→ **TASK INSTRUCTIONS**: Among the entries, which lines carry the string "Köln"? Copy each of them.

(Extracted data entries)
-------------------------

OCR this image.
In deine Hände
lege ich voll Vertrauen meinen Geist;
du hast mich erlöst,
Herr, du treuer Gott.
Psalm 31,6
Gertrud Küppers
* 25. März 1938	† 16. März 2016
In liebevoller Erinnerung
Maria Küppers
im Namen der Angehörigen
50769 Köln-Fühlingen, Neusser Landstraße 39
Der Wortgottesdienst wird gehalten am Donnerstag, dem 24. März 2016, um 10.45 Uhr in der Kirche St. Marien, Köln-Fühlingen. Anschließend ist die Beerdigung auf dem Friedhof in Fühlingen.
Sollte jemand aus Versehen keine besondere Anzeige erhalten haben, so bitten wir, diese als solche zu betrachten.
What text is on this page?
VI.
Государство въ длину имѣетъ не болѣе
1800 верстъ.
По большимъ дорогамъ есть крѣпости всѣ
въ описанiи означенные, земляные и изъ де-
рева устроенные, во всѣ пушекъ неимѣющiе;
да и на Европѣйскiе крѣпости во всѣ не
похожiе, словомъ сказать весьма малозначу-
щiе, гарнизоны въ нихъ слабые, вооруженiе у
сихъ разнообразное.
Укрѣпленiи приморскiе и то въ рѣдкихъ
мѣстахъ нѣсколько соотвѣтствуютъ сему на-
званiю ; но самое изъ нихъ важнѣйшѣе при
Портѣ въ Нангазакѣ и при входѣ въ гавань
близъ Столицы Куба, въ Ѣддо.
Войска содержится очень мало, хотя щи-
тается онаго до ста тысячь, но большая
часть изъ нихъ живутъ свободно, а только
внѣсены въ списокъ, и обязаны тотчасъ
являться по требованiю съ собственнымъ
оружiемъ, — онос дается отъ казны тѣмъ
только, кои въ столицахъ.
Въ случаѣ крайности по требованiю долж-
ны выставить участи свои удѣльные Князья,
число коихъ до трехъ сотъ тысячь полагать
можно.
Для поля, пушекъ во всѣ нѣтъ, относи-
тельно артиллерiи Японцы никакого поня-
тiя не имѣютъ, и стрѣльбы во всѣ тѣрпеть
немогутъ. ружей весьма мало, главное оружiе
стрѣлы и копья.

-------------------------

→ **SOLUTION TO THIS PROBLEM**:
50769 Köln-Fühlingen, Neusser Landstraße 39
Der Wortgottesdienst wird gehalten am Donnerstag, dem 24. März 2016, um 10.45 Uhr in der Kirche St. Marien, Köln-Fühlingen. Anschließend ist die Beerdigung auf dem Friedhof in Fühlingen.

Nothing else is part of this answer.